### Brief
Rewrite the lines of each item as a numbered list, skipping any blank lines.

====== Data provided ======

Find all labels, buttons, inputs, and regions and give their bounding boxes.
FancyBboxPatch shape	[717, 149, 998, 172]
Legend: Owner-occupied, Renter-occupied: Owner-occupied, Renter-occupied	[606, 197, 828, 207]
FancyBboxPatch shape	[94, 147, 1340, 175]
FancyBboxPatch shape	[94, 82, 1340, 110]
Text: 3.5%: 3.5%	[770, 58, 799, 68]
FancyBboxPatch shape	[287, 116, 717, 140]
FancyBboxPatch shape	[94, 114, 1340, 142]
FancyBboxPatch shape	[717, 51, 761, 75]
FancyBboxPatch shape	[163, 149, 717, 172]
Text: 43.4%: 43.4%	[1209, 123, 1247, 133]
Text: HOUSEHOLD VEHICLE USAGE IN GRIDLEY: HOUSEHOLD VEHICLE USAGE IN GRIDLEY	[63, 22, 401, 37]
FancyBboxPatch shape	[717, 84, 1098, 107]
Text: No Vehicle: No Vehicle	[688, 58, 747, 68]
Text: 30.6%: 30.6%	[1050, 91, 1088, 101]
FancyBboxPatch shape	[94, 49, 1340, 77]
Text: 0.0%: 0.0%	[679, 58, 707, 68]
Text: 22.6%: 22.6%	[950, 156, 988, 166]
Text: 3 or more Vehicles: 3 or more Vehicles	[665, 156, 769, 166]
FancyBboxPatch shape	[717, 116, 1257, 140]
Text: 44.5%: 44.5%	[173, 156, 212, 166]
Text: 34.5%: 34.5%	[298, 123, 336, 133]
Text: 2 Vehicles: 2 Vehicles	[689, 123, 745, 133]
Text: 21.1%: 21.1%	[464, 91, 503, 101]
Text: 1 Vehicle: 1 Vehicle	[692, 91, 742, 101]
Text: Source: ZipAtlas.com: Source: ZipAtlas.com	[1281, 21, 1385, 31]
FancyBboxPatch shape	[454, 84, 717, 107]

======

### Answer for the task
1. Find all labels, buttons, inputs, and regions and give their bounding boxes.
2. FancyBboxPatch shape	[717, 149, 998, 172]
3. Legend: Owner-occupied, Renter-occupied: Owner-occupied, Renter-occupied	[606, 197, 828, 207]
4. FancyBboxPatch shape	[94, 147, 1340, 175]
5. FancyBboxPatch shape	[94, 82, 1340, 110]
6. Text: 3.5%: 3.5%	[770, 58, 799, 68]
7. FancyBboxPatch shape	[287, 116, 717, 140]
8. FancyBboxPatch shape	[94, 114, 1340, 142]
9. FancyBboxPatch shape	[717, 51, 761, 75]
10. FancyBboxPatch shape	[163, 149, 717, 172]
11. Text: 43.4%: 43.4%	[1209, 123, 1247, 133]
12. Text: HOUSEHOLD VEHICLE USAGE IN GRIDLEY: HOUSEHOLD VEHICLE USAGE IN GRIDLEY	[63, 22, 401, 37]
13. FancyBboxPatch shape	[717, 84, 1098, 107]
14. Text: No Vehicle: No Vehicle	[688, 58, 747, 68]
15. Text: 30.6%: 30.6%	[1050, 91, 1088, 101]
16. FancyBboxPatch shape	[94, 49, 1340, 77]
17. Text: 0.0%: 0.0%	[679, 58, 707, 68]
18. Text: 22.6%: 22.6%	[950, 156, 988, 166]
19. Text: 3 or more Vehicles: 3 or more Vehicles	[665, 156, 769, 166]
20. FancyBboxPatch shape	[717, 116, 1257, 140]
21. Text: 44.5%: 44.5%	[173, 156, 212, 166]
22. Text: 34.5%: 34.5%	[298, 123, 336, 133]
23. Text: 2 Vehicles: 2 Vehicles	[689, 123, 745, 133]
24. Text: 21.1%: 21.1%	[464, 91, 503, 101]
25. Text: 1 Vehicle: 1 Vehicle	[692, 91, 742, 101]
26. Text: Source: ZipAtlas.com: Source: ZipAtlas.com	[1281, 21, 1385, 31]
27. FancyBboxPatch shape	[454, 84, 717, 107]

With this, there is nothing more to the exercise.